>> Begin Supplied records

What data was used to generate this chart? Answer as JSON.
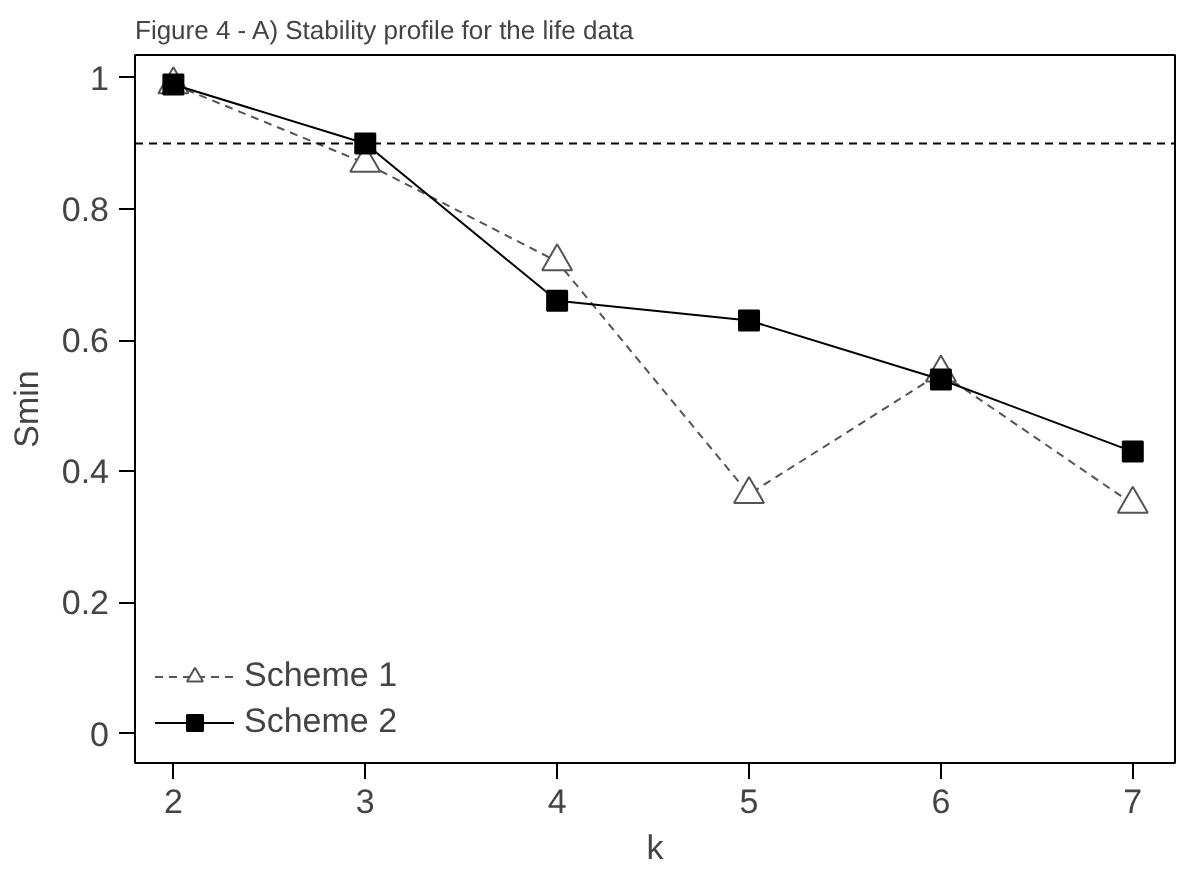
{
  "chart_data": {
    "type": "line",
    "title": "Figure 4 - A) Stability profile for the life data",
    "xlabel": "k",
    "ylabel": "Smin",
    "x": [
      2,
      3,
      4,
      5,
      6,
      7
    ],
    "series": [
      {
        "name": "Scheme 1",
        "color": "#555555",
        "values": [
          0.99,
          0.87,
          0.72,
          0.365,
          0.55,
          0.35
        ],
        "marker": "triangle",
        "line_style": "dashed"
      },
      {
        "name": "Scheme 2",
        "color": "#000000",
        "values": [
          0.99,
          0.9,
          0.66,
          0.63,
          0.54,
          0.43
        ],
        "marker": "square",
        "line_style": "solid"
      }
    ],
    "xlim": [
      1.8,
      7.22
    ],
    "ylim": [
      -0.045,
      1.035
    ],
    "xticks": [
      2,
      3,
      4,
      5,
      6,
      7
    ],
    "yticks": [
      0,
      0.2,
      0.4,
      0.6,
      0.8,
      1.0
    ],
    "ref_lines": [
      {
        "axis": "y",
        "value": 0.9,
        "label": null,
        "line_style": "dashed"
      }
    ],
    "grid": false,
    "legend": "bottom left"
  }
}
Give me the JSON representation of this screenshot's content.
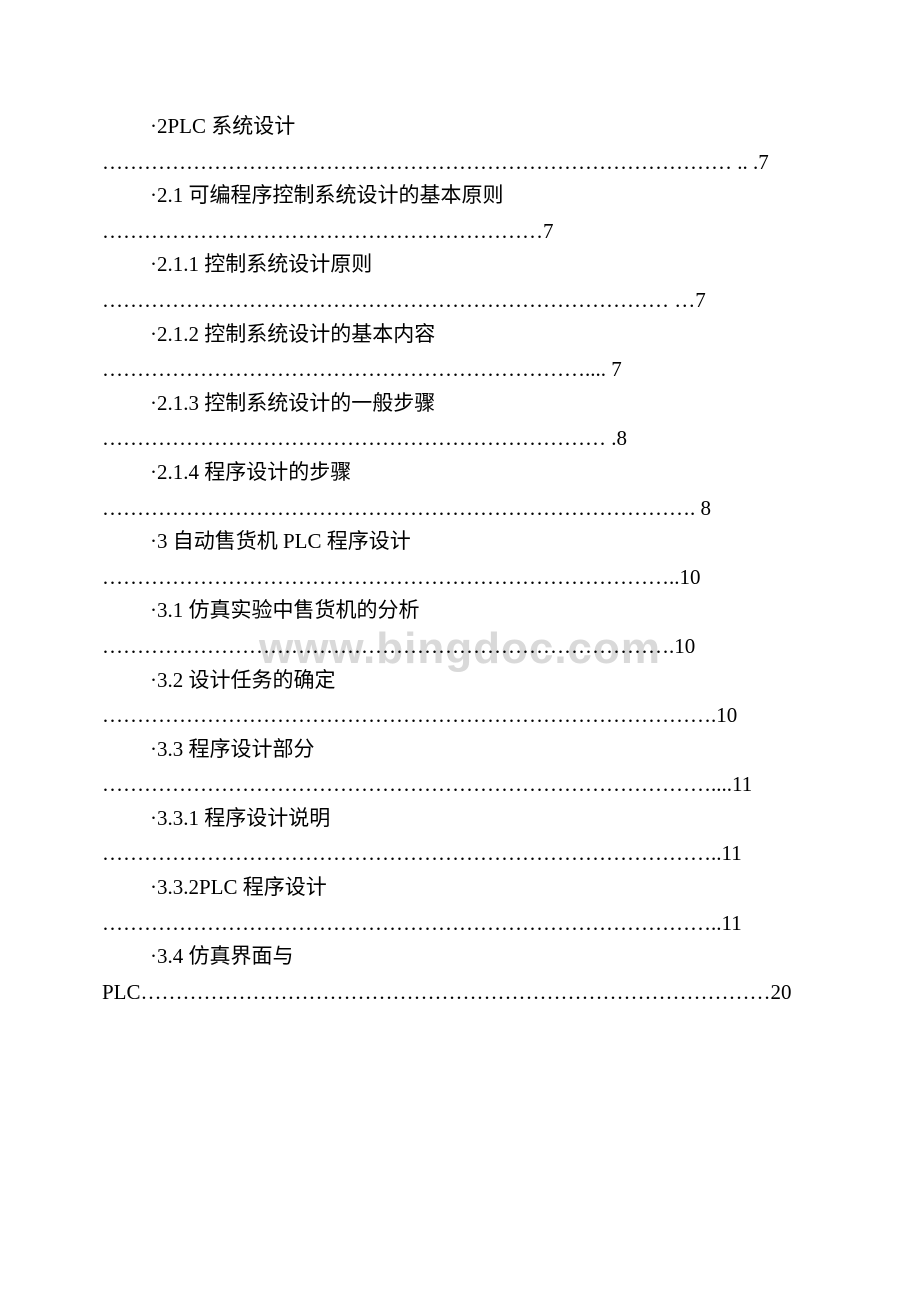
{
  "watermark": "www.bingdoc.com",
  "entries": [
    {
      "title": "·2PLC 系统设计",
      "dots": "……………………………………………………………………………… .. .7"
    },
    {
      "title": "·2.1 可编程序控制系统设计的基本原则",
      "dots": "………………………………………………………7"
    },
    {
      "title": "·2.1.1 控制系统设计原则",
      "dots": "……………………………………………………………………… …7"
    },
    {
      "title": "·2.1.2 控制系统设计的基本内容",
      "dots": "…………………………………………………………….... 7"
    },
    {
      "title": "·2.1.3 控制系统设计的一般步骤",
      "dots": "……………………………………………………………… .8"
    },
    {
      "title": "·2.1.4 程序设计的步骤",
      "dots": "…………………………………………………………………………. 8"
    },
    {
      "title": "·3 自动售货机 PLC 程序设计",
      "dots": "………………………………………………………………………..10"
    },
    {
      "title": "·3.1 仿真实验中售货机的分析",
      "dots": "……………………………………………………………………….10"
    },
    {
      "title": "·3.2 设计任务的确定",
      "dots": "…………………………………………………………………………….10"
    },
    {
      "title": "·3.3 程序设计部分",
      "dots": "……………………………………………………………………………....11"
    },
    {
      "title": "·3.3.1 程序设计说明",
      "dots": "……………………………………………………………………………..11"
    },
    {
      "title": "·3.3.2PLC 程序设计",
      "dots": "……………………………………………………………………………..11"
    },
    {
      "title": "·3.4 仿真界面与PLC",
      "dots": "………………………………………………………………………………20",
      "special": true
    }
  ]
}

>> End Supplied records

Pictures in the records above should not be copied. Repeat everything else exactly.

**Response to the exercise:**
What data was used to generate this chart? Answer as JSON.
{
  "chart_data": {
    "type": "line",
    "title": "Figure 4 - A) Stability profile for the life data",
    "xlabel": "k",
    "ylabel": "Smin",
    "x": [
      2,
      3,
      4,
      5,
      6,
      7
    ],
    "series": [
      {
        "name": "Scheme 1",
        "color": "#555555",
        "values": [
          0.99,
          0.87,
          0.72,
          0.365,
          0.55,
          0.35
        ],
        "marker": "triangle",
        "line_style": "dashed"
      },
      {
        "name": "Scheme 2",
        "color": "#000000",
        "values": [
          0.99,
          0.9,
          0.66,
          0.63,
          0.54,
          0.43
        ],
        "marker": "square",
        "line_style": "solid"
      }
    ],
    "xlim": [
      1.8,
      7.22
    ],
    "ylim": [
      -0.045,
      1.035
    ],
    "xticks": [
      2,
      3,
      4,
      5,
      6,
      7
    ],
    "yticks": [
      0,
      0.2,
      0.4,
      0.6,
      0.8,
      1.0
    ],
    "ref_lines": [
      {
        "axis": "y",
        "value": 0.9,
        "label": null,
        "line_style": "dashed"
      }
    ],
    "grid": false,
    "legend": "bottom left"
  }
}
Give me the JSON representation of this screenshot's content.
{
  "watermark": "www.bingdoc.com",
  "entries": [
    {
      "title": "·2PLC 系统设计",
      "dots": "……………………………………………………………………………… .. .7"
    },
    {
      "title": "·2.1 可编程序控制系统设计的基本原则",
      "dots": "………………………………………………………7"
    },
    {
      "title": "·2.1.1 控制系统设计原则",
      "dots": "……………………………………………………………………… …7"
    },
    {
      "title": "·2.1.2 控制系统设计的基本内容",
      "dots": "…………………………………………………………….... 7"
    },
    {
      "title": "·2.1.3 控制系统设计的一般步骤",
      "dots": "……………………………………………………………… .8"
    },
    {
      "title": "·2.1.4 程序设计的步骤",
      "dots": "…………………………………………………………………………. 8"
    },
    {
      "title": "·3 自动售货机 PLC 程序设计",
      "dots": "………………………………………………………………………..10"
    },
    {
      "title": "·3.1 仿真实验中售货机的分析",
      "dots": "……………………………………………………………………….10"
    },
    {
      "title": "·3.2 设计任务的确定",
      "dots": "…………………………………………………………………………….10"
    },
    {
      "title": "·3.3 程序设计部分",
      "dots": "……………………………………………………………………………....11"
    },
    {
      "title": "·3.3.1 程序设计说明",
      "dots": "……………………………………………………………………………..11"
    },
    {
      "title": "·3.3.2PLC 程序设计",
      "dots": "……………………………………………………………………………..11"
    },
    {
      "title": "·3.4 仿真界面与PLC",
      "dots": "………………………………………………………………………………20",
      "special": true
    }
  ]
}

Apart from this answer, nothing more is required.